MATERIAL PROVIDED -
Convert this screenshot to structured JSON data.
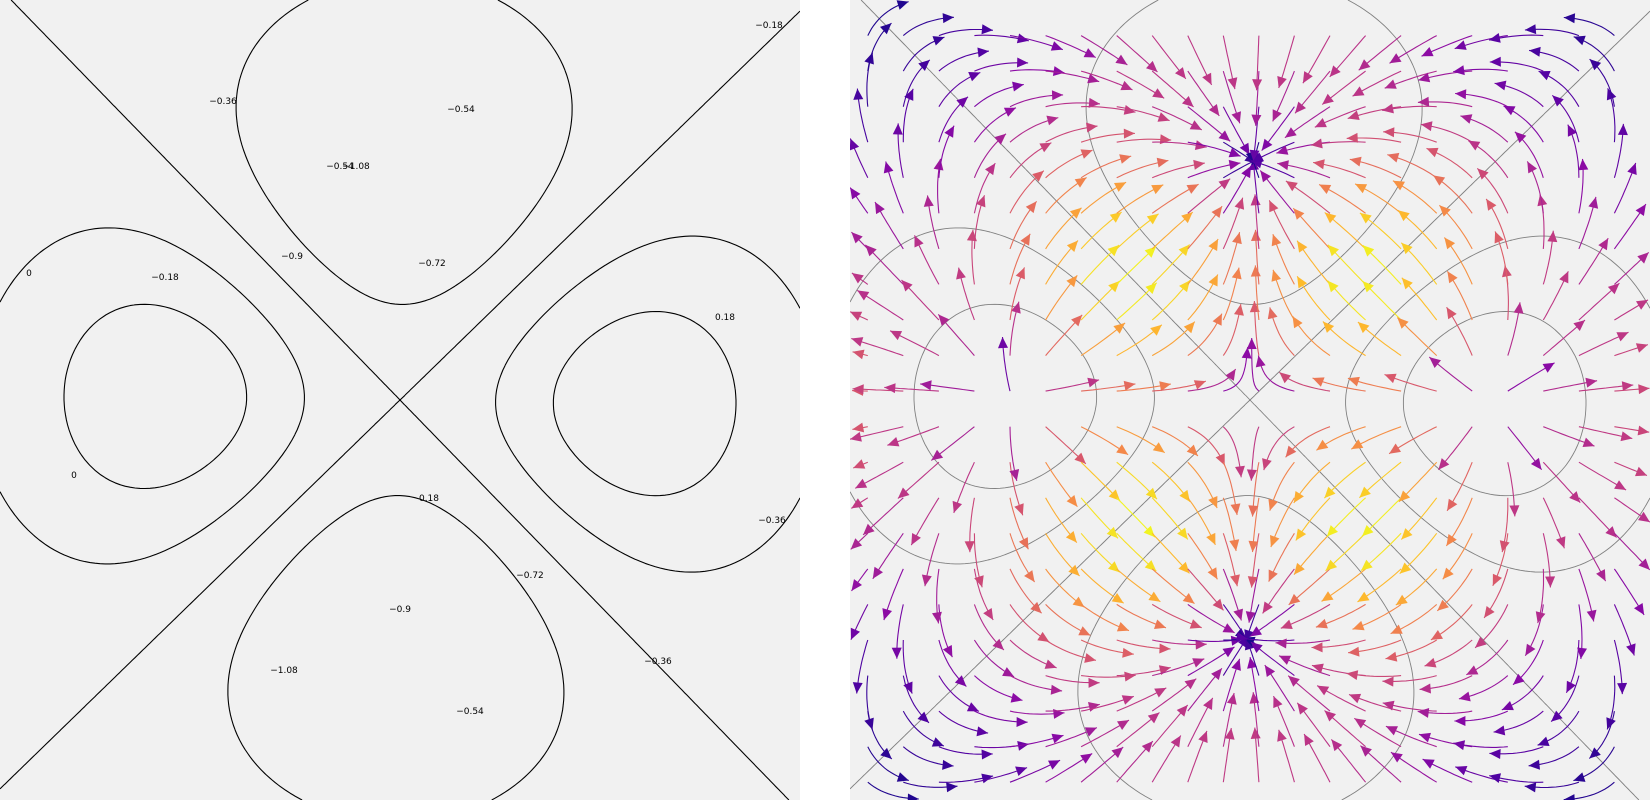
{
  "chart_data": [
    {
      "type": "contour",
      "title": "",
      "xlabel": "",
      "ylabel": "",
      "grid": false,
      "legend": "none",
      "line_color": "#000000",
      "background": "#f1f1f1",
      "levels": [
        -1.08,
        -0.9,
        -0.72,
        -0.54,
        -0.36,
        -0.18,
        0,
        0.18
      ],
      "labels": [
        {
          "text": "−1.08",
          "level": -1.08
        },
        {
          "text": "−0.9",
          "level": -0.9
        },
        {
          "text": "−0.72",
          "level": -0.72
        },
        {
          "text": "−0.54",
          "level": -0.54
        },
        {
          "text": "−0.36",
          "level": -0.36
        },
        {
          "text": "−0.18",
          "level": -0.18
        },
        {
          "text": "0",
          "level": 0
        },
        {
          "text": "0.18",
          "level": 0.18
        },
        {
          "text": "0",
          "level": 0
        },
        {
          "text": "0.18",
          "level": 0.18
        },
        {
          "text": "−0.72",
          "level": -0.72
        },
        {
          "text": "−0.9",
          "level": -0.9
        },
        {
          "text": "−1.08",
          "level": -1.08
        },
        {
          "text": "−0.36",
          "level": -0.36
        },
        {
          "text": "−0.54",
          "level": -0.54
        },
        {
          "text": "−0.18",
          "level": -0.18
        },
        {
          "text": "−0.36",
          "level": -0.36
        },
        {
          "text": "−0.54",
          "level": -0.54
        }
      ]
    },
    {
      "type": "streamplot",
      "title": "",
      "xlabel": "",
      "ylabel": "",
      "grid": false,
      "legend": "none",
      "colormap": "plasma",
      "contour_color": "#808080",
      "background": "#f1f1f1",
      "levels": [
        -1.08,
        -0.9,
        -0.72,
        -0.54,
        -0.36,
        -0.18,
        0,
        0.18
      ]
    }
  ]
}
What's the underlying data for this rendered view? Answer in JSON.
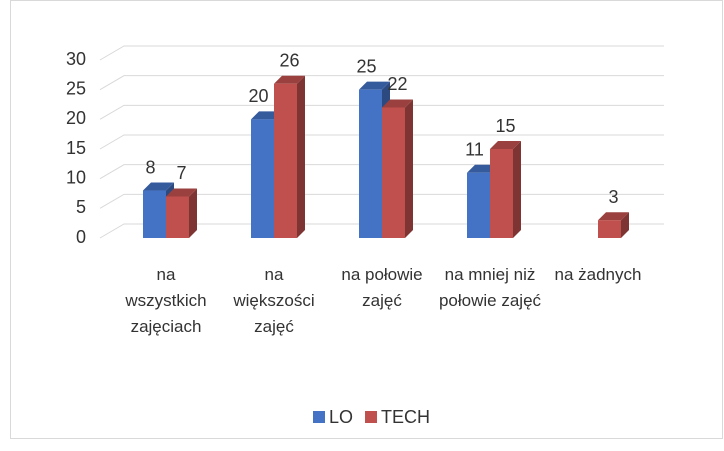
{
  "chart_data": {
    "type": "bar3d",
    "categories": [
      "na wszystkich zajęciach",
      "na większości zajęć",
      "na połowie zajęć",
      "na mniej niż połowie zajęć",
      "na żadnych"
    ],
    "series": [
      {
        "name": "LO",
        "color": "#4472c4",
        "values": [
          8,
          20,
          25,
          11,
          null
        ]
      },
      {
        "name": "TECH",
        "color": "#c0504d",
        "values": [
          7,
          26,
          22,
          15,
          3
        ]
      }
    ],
    "ylim": [
      0,
      30
    ],
    "yticks": [
      0,
      5,
      10,
      15,
      20,
      25,
      30
    ],
    "grid": true,
    "legend": "bottom"
  }
}
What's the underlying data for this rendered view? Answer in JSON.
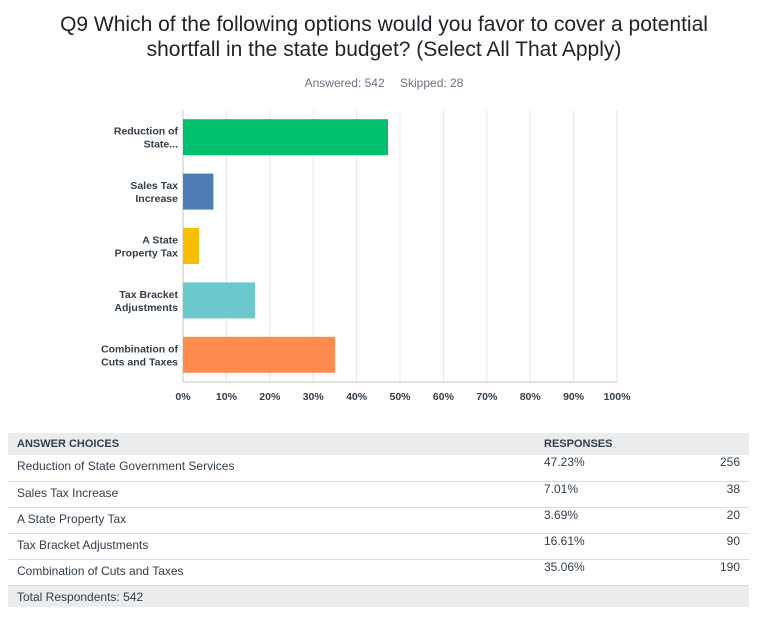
{
  "question": {
    "title_line1": "Q9 Which of the following options would you favor to cover a potential",
    "title_line2": "shortfall in the state budget? (Select All That Apply)",
    "answered": "Answered: 542",
    "skipped": "Skipped: 28"
  },
  "chart_data": {
    "type": "bar",
    "orientation": "horizontal",
    "categories": [
      [
        "Reduction of",
        "State..."
      ],
      [
        "Sales Tax",
        "Increase"
      ],
      [
        "A State",
        "Property Tax"
      ],
      [
        "Tax Bracket",
        "Adjustments"
      ],
      [
        "Combination of",
        "Cuts and Taxes"
      ]
    ],
    "values": [
      47.23,
      7.01,
      3.69,
      16.61,
      35.06
    ],
    "colors": [
      "#00bf6f",
      "#507cb6",
      "#f9be00",
      "#6bc8cd",
      "#ff8b4f"
    ],
    "xlim": [
      0,
      100
    ],
    "xticks": [
      "0%",
      "10%",
      "20%",
      "30%",
      "40%",
      "50%",
      "60%",
      "70%",
      "80%",
      "90%",
      "100%"
    ],
    "grid": true
  },
  "table": {
    "headers": [
      "ANSWER CHOICES",
      "RESPONSES"
    ],
    "rows": [
      {
        "choice": "Reduction of State Government Services",
        "percent": "47.23%",
        "count": "256"
      },
      {
        "choice": "Sales Tax Increase",
        "percent": "7.01%",
        "count": "38"
      },
      {
        "choice": "A State Property Tax",
        "percent": "3.69%",
        "count": "20"
      },
      {
        "choice": "Tax Bracket Adjustments",
        "percent": "16.61%",
        "count": "90"
      },
      {
        "choice": "Combination of Cuts and Taxes",
        "percent": "35.06%",
        "count": "190"
      }
    ],
    "total": "Total Respondents: 542"
  }
}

WHAT THIS TASK INVOLVES - Scan the material and collect every line that contains "percent".

PROBLEM SOLUTION -
        "percent": "47.23%",
        "percent": "7.01%",
        "percent": "3.69%",
        "percent": "16.61%",
        "percent": "35.06%",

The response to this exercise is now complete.